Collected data
--
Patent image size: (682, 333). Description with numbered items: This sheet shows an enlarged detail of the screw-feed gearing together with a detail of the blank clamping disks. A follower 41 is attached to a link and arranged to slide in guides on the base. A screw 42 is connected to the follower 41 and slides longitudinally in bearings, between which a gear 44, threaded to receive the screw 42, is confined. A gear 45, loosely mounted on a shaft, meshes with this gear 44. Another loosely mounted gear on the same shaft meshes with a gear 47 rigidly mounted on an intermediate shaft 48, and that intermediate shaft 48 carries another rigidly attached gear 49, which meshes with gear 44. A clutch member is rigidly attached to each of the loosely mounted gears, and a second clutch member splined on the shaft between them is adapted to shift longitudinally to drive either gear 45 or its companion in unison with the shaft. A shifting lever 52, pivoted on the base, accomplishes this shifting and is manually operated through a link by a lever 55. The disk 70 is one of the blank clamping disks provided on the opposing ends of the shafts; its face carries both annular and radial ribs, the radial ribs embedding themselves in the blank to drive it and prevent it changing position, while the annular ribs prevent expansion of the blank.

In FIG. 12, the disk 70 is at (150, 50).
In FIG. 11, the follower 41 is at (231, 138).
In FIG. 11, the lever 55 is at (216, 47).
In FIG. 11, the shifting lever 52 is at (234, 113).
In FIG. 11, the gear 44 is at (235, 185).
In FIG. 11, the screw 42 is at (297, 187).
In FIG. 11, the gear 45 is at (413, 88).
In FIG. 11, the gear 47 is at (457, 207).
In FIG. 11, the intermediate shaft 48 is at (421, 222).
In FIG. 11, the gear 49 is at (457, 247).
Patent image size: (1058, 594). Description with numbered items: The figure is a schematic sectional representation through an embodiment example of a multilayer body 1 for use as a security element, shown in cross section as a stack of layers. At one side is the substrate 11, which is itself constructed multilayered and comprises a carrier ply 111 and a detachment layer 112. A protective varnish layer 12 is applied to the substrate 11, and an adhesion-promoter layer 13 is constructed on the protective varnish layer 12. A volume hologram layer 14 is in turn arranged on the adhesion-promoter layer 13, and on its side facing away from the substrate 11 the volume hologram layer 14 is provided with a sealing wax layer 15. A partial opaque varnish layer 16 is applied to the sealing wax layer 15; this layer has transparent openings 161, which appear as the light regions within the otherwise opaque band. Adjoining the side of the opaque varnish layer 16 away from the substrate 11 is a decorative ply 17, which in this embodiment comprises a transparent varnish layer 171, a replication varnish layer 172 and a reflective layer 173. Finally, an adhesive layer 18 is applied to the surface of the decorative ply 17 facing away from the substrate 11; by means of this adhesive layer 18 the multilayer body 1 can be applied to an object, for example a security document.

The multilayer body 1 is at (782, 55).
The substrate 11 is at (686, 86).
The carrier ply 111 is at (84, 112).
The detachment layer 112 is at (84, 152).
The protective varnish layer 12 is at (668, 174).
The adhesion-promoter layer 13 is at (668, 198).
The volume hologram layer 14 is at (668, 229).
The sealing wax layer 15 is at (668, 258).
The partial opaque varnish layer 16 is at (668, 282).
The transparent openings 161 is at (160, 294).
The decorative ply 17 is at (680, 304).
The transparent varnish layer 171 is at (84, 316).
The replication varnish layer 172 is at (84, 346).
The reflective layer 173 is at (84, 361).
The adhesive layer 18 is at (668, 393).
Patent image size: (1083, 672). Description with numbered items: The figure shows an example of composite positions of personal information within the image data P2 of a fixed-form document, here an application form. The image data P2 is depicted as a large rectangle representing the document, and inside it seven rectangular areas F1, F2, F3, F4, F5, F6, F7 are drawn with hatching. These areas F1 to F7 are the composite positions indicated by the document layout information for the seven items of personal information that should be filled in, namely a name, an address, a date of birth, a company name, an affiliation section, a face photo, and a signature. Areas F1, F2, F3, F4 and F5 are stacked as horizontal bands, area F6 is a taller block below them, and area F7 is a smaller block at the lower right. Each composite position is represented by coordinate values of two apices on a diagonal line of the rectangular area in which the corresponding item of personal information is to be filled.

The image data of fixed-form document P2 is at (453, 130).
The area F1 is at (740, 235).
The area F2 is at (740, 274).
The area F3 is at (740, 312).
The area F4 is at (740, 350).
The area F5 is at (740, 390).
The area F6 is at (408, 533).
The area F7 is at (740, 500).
--
▶ Set task
Please lay out the lines from the start of the records up to and including the line with "In FIG. 11, the gear 49 is at (457, 247)." as a Markdown table with the columns Row and Line, skipping any blank lines.

▶ Solution below
| Row | Line |
|---|---|
| 1 | Patent image size: (682, 333). Description with numbered items: This sheet shows an enlarged detail of the screw-feed gearing together with a detail of the blank clamping disks. A follower 41 is attached to a link and arranged to slide in guides on the base. A screw 42 is connected to the follower 41 and slides longitudinally in bearings, between which a gear 44, threaded to receive the screw 42, is confined. A gear 45, loosely mounted on a shaft, meshes with this gear 44. Another loosely mounted gear on the same shaft meshes with a gear 47 rigidly mounted on an intermediate shaft 48, and that intermediate shaft 48 carries another rigidly attached gear 49, which meshes with gear 44. A clutch member is rigidly attached to each of the loosely mounted gears, and a second clutch member splined on the shaft between them is adapted to shift longitudinally to drive either gear 45 or its companion in unison with the shaft. A shifting lever 52, pivoted on the base, accomplishes this shifting and is manually operated through a link by a lever 55. The disk 70 is one of the blank clamping disks provided on the opposing ends of the shafts; its face carries both annular and radial ribs, the radial ribs embedding themselves in the blank to drive it and prevent it changing position, while the annular ribs prevent expansion of the blank. |
| 2 | In FIG. 12, the disk 70 is at (150, 50). |
| 3 | In FIG. 11, the follower 41 is at (231, 138). |
| 4 | In FIG. 11, the lever 55 is at (216, 47). |
| 5 | In FIG. 11, the shifting lever 52 is at (234, 113). |
| 6 | In FIG. 11, the gear 44 is at (235, 185). |
| 7 | In FIG. 11, the screw 42 is at (297, 187). |
| 8 | In FIG. 11, the gear 45 is at (413, 88). |
| 9 | In FIG. 11, the gear 47 is at (457, 207). |
| 10 | In FIG. 11, the intermediate shaft 48 is at (421, 222). |
| 11 | In FIG. 11, the gear 49 is at (457, 247). |